§ **INPUT DATA**
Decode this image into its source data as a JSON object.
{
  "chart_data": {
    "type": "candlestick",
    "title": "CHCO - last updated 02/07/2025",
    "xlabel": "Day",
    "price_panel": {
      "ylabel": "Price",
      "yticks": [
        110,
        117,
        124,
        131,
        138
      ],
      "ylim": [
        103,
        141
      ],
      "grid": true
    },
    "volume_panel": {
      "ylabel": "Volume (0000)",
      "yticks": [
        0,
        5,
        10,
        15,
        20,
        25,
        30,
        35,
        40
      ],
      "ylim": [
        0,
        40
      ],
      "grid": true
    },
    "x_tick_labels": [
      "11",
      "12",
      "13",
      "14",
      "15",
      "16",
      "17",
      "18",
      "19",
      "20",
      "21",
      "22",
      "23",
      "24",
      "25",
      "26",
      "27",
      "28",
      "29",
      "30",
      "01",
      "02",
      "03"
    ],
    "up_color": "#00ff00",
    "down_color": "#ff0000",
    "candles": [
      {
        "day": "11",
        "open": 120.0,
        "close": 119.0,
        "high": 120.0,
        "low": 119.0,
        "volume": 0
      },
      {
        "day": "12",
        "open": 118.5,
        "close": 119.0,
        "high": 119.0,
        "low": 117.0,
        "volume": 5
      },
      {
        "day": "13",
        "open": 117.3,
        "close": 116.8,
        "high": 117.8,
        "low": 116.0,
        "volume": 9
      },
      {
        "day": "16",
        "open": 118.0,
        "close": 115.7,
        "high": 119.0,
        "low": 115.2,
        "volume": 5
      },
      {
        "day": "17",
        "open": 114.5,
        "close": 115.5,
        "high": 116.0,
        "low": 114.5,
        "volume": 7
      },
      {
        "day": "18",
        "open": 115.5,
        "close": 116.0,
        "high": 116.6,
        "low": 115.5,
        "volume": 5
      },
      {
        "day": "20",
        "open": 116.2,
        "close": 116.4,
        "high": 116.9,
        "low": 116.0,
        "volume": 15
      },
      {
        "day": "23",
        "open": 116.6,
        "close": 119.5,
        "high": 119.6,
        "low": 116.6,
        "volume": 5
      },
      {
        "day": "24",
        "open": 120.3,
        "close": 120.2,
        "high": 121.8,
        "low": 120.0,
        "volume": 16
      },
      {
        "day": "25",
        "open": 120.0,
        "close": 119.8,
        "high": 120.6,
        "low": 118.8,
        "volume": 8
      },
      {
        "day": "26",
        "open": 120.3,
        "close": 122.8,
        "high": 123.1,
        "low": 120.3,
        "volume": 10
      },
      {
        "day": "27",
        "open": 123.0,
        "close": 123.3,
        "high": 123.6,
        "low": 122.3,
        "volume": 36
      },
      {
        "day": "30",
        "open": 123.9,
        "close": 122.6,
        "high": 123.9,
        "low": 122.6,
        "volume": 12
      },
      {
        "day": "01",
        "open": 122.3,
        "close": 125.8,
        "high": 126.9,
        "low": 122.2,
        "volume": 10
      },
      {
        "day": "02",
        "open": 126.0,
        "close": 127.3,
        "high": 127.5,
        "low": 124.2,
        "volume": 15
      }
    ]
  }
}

§ **WHAT THE EXERCISE ASKS**
Copy out each line exactly.

§ **EXERCISE ANSWER**
Decode this image into its source data as a JSON object.
{
  "chart_data": {
    "type": "candlestick",
    "title": "CHCO - last updated 02/07/2025",
    "xlabel": "Day",
    "price_panel": {
      "ylabel": "Price",
      "yticks": [
        110,
        117,
        124,
        131,
        138
      ],
      "ylim": [
        103,
        141
      ],
      "grid": true
    },
    "volume_panel": {
      "ylabel": "Volume (0000)",
      "yticks": [
        0,
        5,
        10,
        15,
        20,
        25,
        30,
        35,
        40
      ],
      "ylim": [
        0,
        40
      ],
      "grid": true
    },
    "x_tick_labels": [
      "11",
      "12",
      "13",
      "14",
      "15",
      "16",
      "17",
      "18",
      "19",
      "20",
      "21",
      "22",
      "23",
      "24",
      "25",
      "26",
      "27",
      "28",
      "29",
      "30",
      "01",
      "02",
      "03"
    ],
    "up_color": "#00ff00",
    "down_color": "#ff0000",
    "candles": [
      {
        "day": "11",
        "open": 120.0,
        "close": 119.0,
        "high": 120.0,
        "low": 119.0,
        "volume": 0
      },
      {
        "day": "12",
        "open": 118.5,
        "close": 119.0,
        "high": 119.0,
        "low": 117.0,
        "volume": 5
      },
      {
        "day": "13",
        "open": 117.3,
        "close": 116.8,
        "high": 117.8,
        "low": 116.0,
        "volume": 9
      },
      {
        "day": "16",
        "open": 118.0,
        "close": 115.7,
        "high": 119.0,
        "low": 115.2,
        "volume": 5
      },
      {
        "day": "17",
        "open": 114.5,
        "close": 115.5,
        "high": 116.0,
        "low": 114.5,
        "volume": 7
      },
      {
        "day": "18",
        "open": 115.5,
        "close": 116.0,
        "high": 116.6,
        "low": 115.5,
        "volume": 5
      },
      {
        "day": "20",
        "open": 116.2,
        "close": 116.4,
        "high": 116.9,
        "low": 116.0,
        "volume": 15
      },
      {
        "day": "23",
        "open": 116.6,
        "close": 119.5,
        "high": 119.6,
        "low": 116.6,
        "volume": 5
      },
      {
        "day": "24",
        "open": 120.3,
        "close": 120.2,
        "high": 121.8,
        "low": 120.0,
        "volume": 16
      },
      {
        "day": "25",
        "open": 120.0,
        "close": 119.8,
        "high": 120.6,
        "low": 118.8,
        "volume": 8
      },
      {
        "day": "26",
        "open": 120.3,
        "close": 122.8,
        "high": 123.1,
        "low": 120.3,
        "volume": 10
      },
      {
        "day": "27",
        "open": 123.0,
        "close": 123.3,
        "high": 123.6,
        "low": 122.3,
        "volume": 36
      },
      {
        "day": "30",
        "open": 123.9,
        "close": 122.6,
        "high": 123.9,
        "low": 122.6,
        "volume": 12
      },
      {
        "day": "01",
        "open": 122.3,
        "close": 125.8,
        "high": 126.9,
        "low": 122.2,
        "volume": 10
      },
      {
        "day": "02",
        "open": 126.0,
        "close": 127.3,
        "high": 127.5,
        "low": 124.2,
        "volume": 15
      }
    ]
  }
}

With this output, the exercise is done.